### Exercise prompt
From the entries below, gather every line containing the string "Channel".

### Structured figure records
━━━━━━━━━━

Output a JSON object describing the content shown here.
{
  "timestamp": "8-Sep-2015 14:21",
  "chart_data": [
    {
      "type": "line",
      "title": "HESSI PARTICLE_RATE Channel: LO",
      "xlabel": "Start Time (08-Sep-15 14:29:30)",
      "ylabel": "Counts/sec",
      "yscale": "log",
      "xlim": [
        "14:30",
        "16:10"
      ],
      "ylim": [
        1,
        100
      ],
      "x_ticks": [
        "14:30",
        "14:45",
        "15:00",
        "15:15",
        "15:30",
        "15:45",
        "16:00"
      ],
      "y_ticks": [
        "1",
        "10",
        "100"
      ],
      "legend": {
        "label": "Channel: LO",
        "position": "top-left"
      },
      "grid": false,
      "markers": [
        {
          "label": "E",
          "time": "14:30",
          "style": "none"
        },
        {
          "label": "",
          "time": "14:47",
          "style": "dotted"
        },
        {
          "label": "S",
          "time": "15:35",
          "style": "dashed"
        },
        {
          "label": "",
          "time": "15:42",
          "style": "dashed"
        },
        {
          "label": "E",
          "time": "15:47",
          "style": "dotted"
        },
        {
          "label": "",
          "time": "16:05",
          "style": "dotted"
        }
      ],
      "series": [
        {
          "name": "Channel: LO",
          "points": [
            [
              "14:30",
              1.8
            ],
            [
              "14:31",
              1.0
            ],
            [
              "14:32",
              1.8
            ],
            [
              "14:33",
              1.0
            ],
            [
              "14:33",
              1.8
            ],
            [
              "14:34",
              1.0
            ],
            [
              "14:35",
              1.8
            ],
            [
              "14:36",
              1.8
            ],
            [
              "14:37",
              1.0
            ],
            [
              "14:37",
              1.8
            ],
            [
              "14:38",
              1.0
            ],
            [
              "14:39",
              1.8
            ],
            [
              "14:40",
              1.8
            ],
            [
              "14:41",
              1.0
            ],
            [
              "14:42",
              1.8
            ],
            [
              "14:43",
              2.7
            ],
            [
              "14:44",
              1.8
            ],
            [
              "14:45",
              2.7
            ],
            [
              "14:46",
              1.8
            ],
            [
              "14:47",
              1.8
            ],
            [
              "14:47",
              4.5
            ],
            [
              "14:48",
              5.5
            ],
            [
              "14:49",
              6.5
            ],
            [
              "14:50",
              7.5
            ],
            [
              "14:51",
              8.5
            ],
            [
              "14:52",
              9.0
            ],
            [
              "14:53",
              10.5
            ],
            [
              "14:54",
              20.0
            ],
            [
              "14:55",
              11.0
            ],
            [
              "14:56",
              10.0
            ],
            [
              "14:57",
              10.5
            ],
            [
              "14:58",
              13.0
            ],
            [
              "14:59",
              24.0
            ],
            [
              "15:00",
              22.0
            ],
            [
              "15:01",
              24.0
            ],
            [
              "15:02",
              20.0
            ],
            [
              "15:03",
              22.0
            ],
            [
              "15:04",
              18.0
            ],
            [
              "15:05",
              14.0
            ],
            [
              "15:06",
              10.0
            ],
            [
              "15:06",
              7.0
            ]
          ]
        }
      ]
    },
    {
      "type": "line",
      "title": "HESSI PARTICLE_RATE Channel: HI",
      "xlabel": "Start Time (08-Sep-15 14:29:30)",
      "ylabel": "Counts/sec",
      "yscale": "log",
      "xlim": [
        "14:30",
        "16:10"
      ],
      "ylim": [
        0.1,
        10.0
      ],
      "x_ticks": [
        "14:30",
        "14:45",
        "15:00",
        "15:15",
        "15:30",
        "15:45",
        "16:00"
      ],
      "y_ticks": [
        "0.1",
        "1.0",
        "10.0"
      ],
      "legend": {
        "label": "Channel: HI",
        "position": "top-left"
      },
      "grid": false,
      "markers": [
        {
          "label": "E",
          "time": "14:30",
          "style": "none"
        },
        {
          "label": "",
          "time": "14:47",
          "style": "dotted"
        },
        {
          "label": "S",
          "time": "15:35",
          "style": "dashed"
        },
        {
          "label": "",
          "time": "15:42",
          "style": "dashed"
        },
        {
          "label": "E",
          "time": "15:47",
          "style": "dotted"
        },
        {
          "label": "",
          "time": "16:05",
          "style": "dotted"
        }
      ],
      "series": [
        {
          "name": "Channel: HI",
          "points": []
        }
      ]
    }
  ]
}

━━━━━━━━━━

### Result below
      "title": "HESSI PARTICLE_RATE Channel: LO",
        "label": "Channel: LO",
          "name": "Channel: LO",
      "title": "HESSI PARTICLE_RATE Channel: HI",
        "label": "Channel: HI",
          "name": "Channel: HI",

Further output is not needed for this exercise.